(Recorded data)
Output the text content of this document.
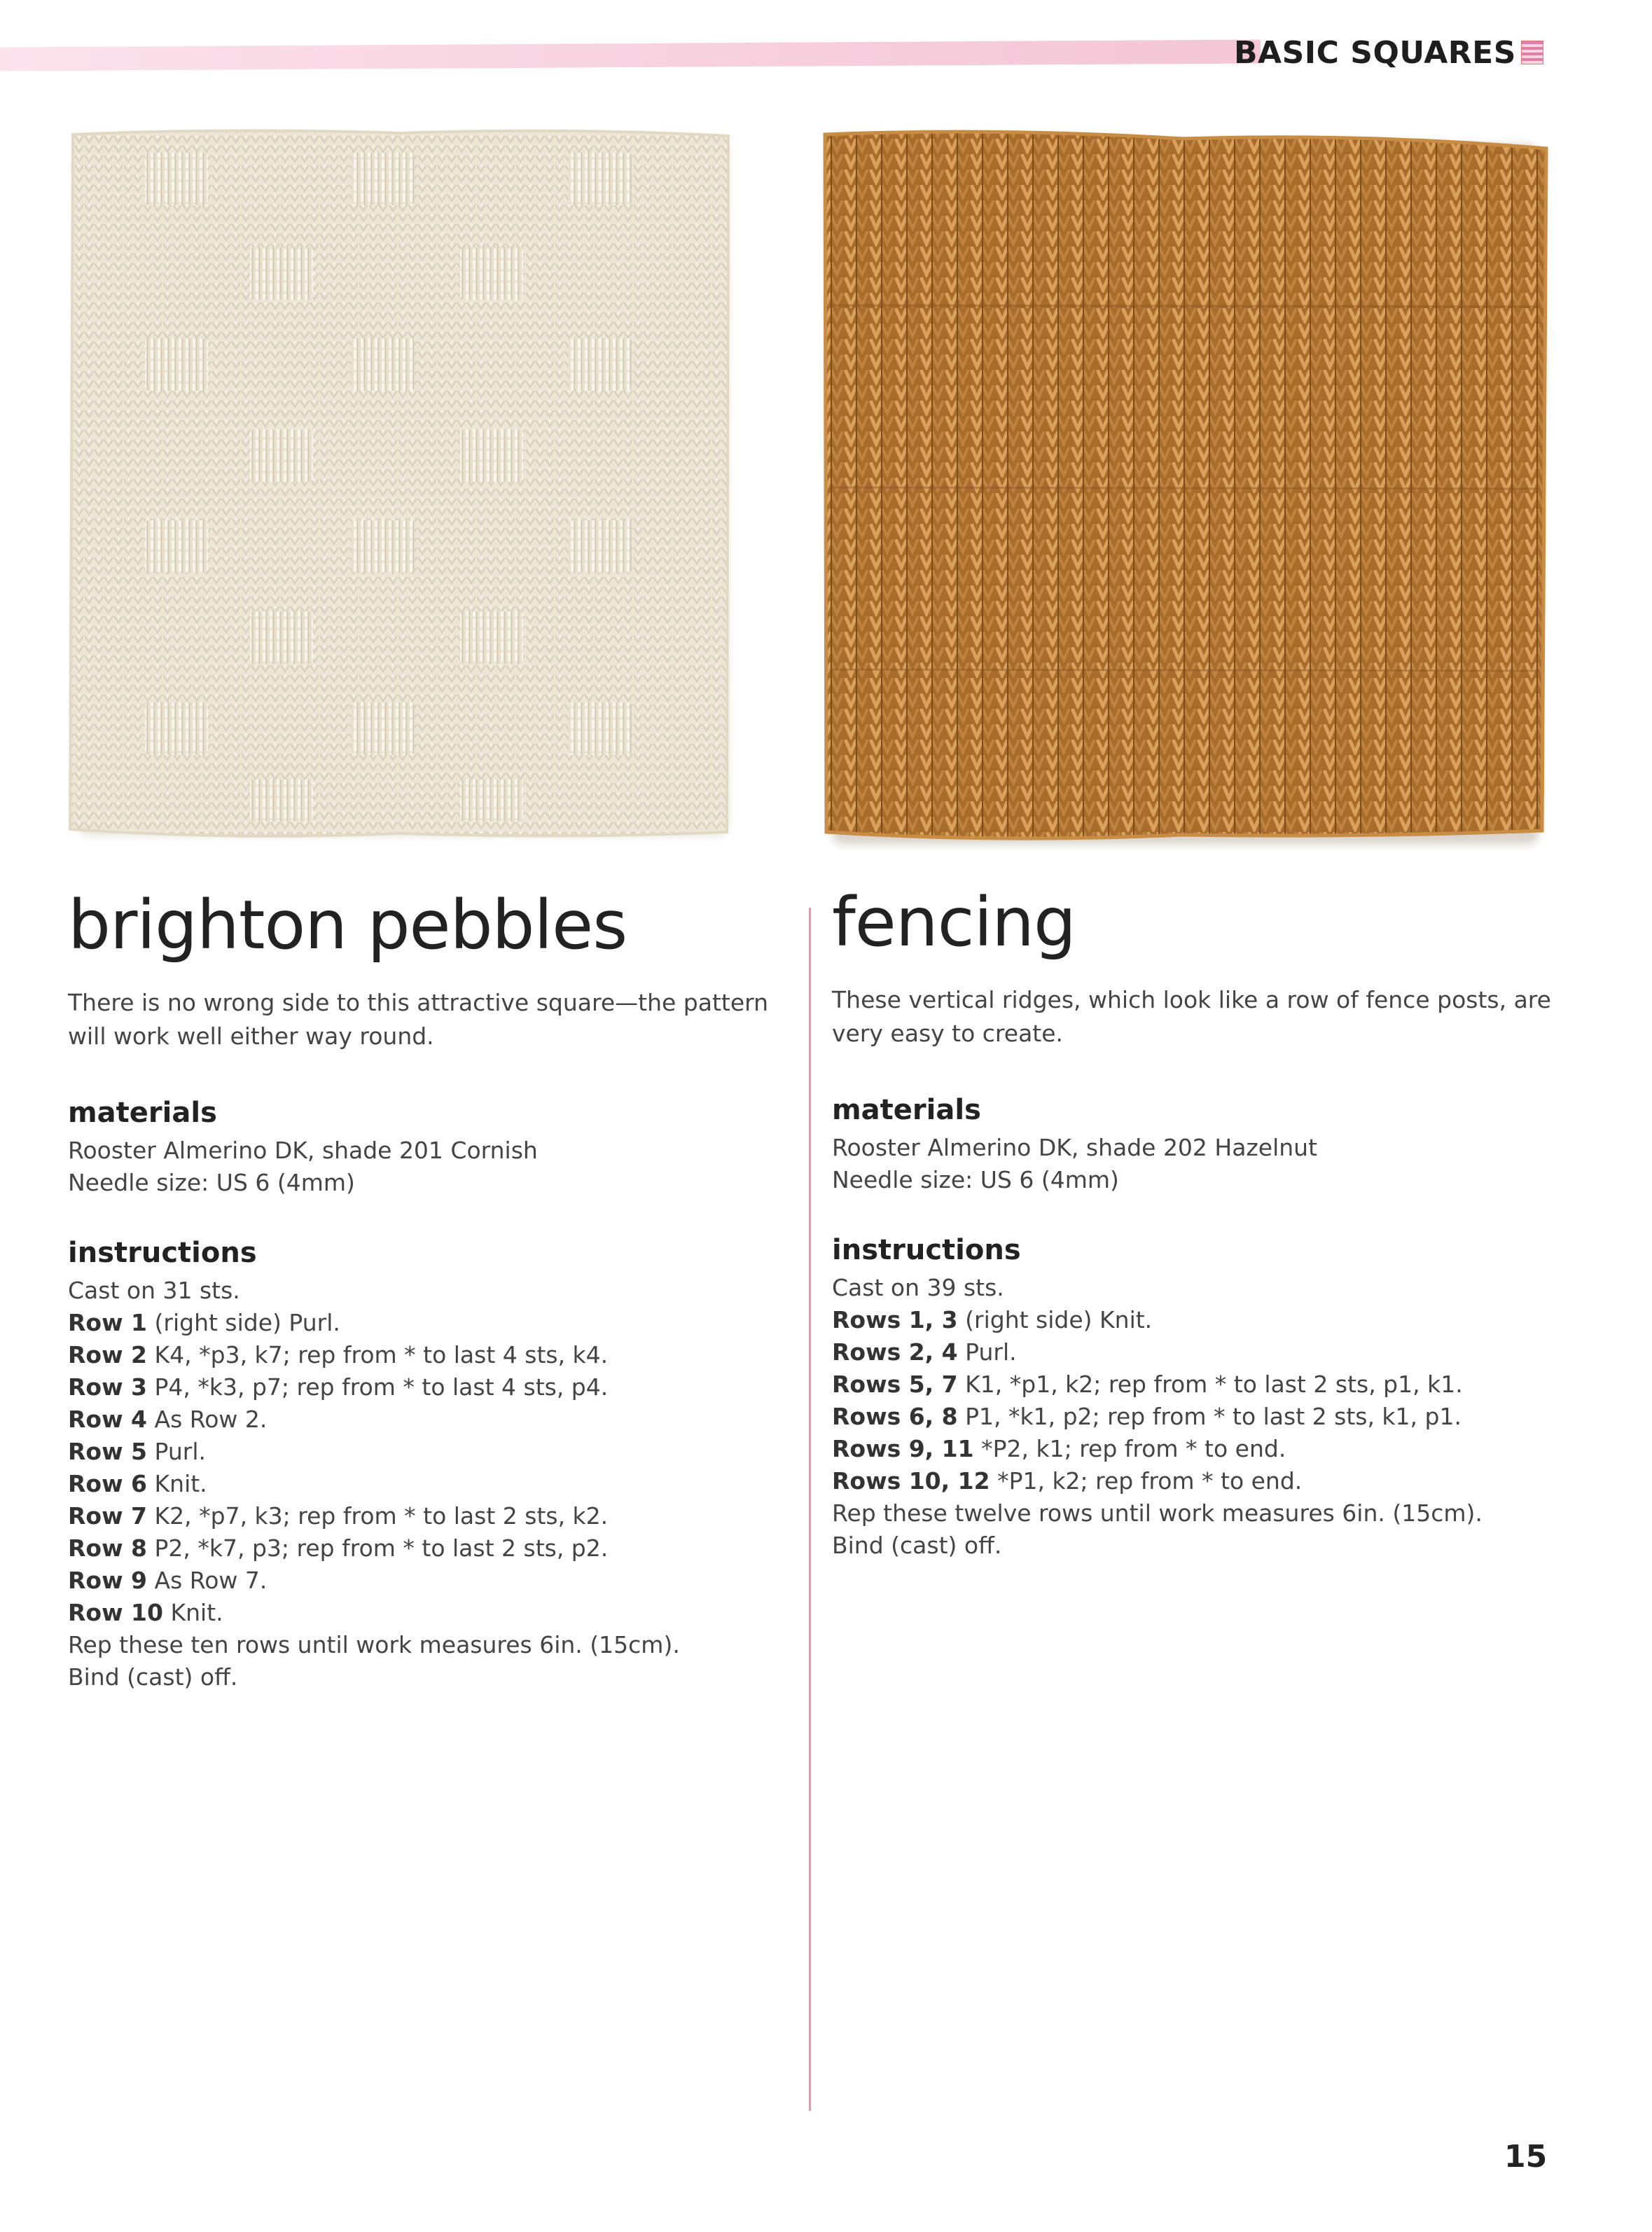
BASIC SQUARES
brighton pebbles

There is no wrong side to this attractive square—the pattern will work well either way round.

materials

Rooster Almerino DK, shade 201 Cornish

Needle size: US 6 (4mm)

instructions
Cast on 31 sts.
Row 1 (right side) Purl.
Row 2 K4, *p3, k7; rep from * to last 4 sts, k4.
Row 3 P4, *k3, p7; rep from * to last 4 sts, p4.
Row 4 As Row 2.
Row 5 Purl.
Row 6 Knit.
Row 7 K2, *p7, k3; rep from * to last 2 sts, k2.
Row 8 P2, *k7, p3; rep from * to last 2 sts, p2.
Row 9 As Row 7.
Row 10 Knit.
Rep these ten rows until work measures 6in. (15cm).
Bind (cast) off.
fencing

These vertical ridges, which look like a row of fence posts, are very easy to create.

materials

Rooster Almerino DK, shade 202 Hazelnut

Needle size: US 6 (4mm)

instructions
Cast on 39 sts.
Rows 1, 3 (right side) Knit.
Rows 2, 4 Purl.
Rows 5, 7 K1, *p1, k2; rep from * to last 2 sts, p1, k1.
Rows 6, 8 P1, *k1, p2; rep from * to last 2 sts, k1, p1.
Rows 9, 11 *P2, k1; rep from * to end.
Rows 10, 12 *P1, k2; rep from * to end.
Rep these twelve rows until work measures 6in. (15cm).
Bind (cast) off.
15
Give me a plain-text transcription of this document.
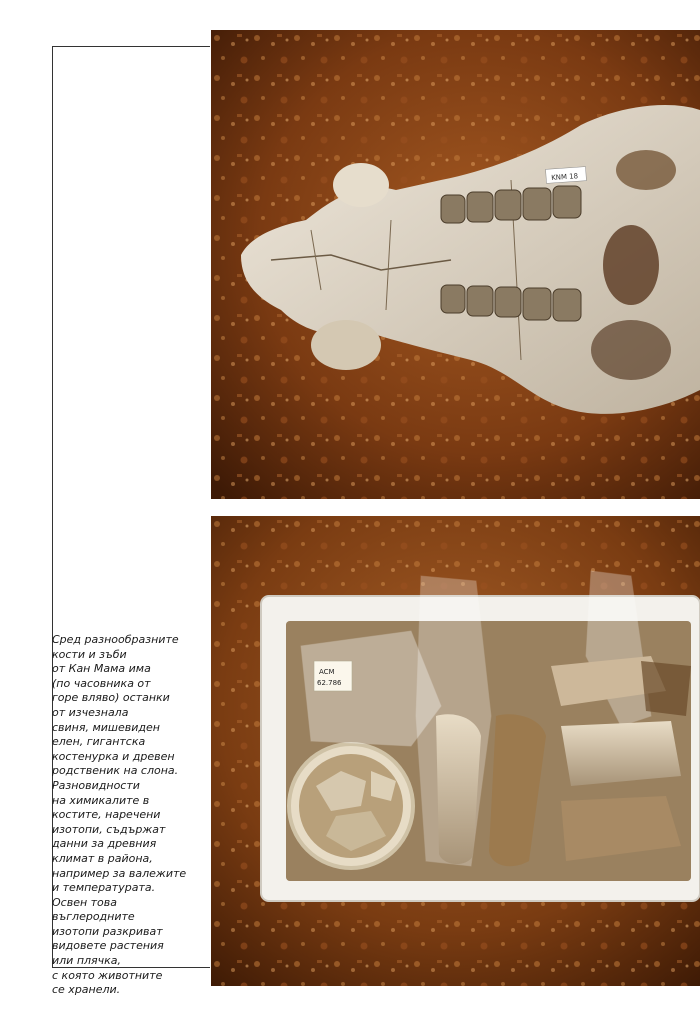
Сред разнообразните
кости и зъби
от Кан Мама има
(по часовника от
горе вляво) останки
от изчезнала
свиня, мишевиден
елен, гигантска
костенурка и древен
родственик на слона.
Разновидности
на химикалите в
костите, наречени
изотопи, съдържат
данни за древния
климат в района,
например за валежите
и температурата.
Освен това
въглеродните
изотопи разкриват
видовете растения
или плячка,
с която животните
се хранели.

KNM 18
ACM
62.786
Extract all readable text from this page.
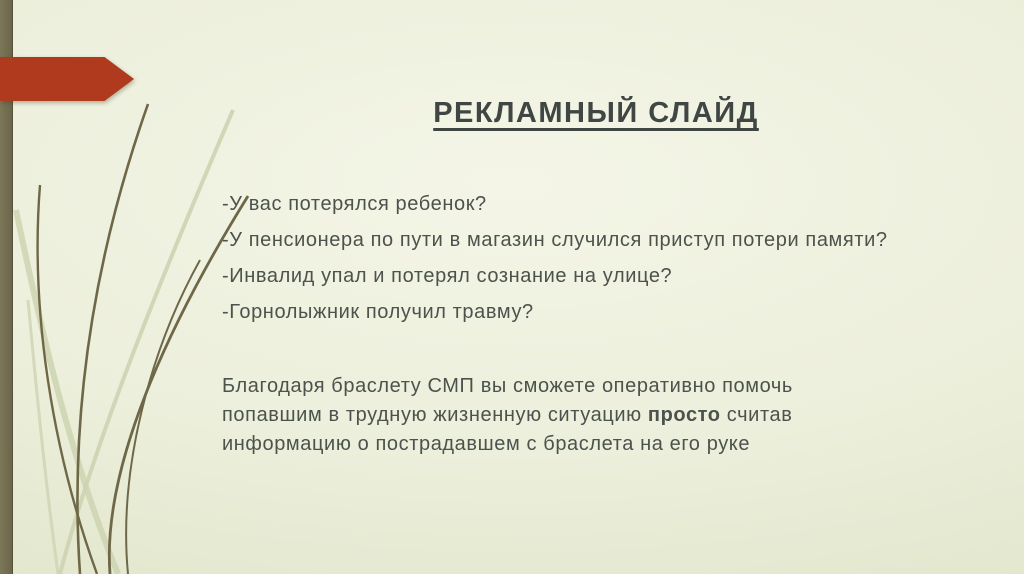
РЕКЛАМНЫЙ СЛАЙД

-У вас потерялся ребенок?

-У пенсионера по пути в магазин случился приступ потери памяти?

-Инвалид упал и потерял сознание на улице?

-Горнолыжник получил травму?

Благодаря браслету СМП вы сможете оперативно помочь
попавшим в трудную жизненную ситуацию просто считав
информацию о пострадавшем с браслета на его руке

- _Task instructions_:
All the records need to be repeated exactly, with the images dropped.

- _Exercise response_:
Output the text content of this document.
BASIC SQUARES
brighton pebbles

There is no wrong side to this attractive square—the pattern will work well either way round.

materials

Rooster Almerino DK, shade 201 Cornish

Needle size: US 6 (4mm)

instructions
Cast on 31 sts.
Row 1 (right side) Purl.
Row 2 K4, *p3, k7; rep from * to last 4 sts, k4.
Row 3 P4, *k3, p7; rep from * to last 4 sts, p4.
Row 4 As Row 2.
Row 5 Purl.
Row 6 Knit.
Row 7 K2, *p7, k3; rep from * to last 2 sts, k2.
Row 8 P2, *k7, p3; rep from * to last 2 sts, p2.
Row 9 As Row 7.
Row 10 Knit.
Rep these ten rows until work measures 6in. (15cm).
Bind (cast) off.
fencing

These vertical ridges, which look like a row of fence posts, are very easy to create.

materials

Rooster Almerino DK, shade 202 Hazelnut

Needle size: US 6 (4mm)

instructions
Cast on 39 sts.
Rows 1, 3 (right side) Knit.
Rows 2, 4 Purl.
Rows 5, 7 K1, *p1, k2; rep from * to last 2 sts, p1, k1.
Rows 6, 8 P1, *k1, p2; rep from * to last 2 sts, k1, p1.
Rows 9, 11 *P2, k1; rep from * to end.
Rows 10, 12 *P1, k2; rep from * to end.
Rep these twelve rows until work measures 6in. (15cm).
Bind (cast) off.
15
Give me a plain-text transcription of this document.
Сред разнообразните
кости и зъби
от Кан Мама има
(по часовника от
горе вляво) останки
от изчезнала
свиня, мишевиден
елен, гигантска
костенурка и древен
родственик на слона.
Разновидности
на химикалите в
костите, наречени
изотопи, съдържат
данни за древния
климат в района,
например за валежите
и температурата.
Освен това
въглеродните
изотопи разкриват
видовете растения
или плячка,
с която животните
се хранели.

KNM 18
ACM
62.786
Extract all readable text from this page.
РЕКЛАМНЫЙ СЛАЙД

-У вас потерялся ребенок?

-У пенсионера по пути в магазин случился приступ потери памяти?

-Инвалид упал и потерял сознание на улице?

-Горнолыжник получил травму?

Благодаря браслету СМП вы сможете оперативно помочь
попавшим в трудную жизненную ситуацию просто считав
информацию о пострадавшем с браслета на его руке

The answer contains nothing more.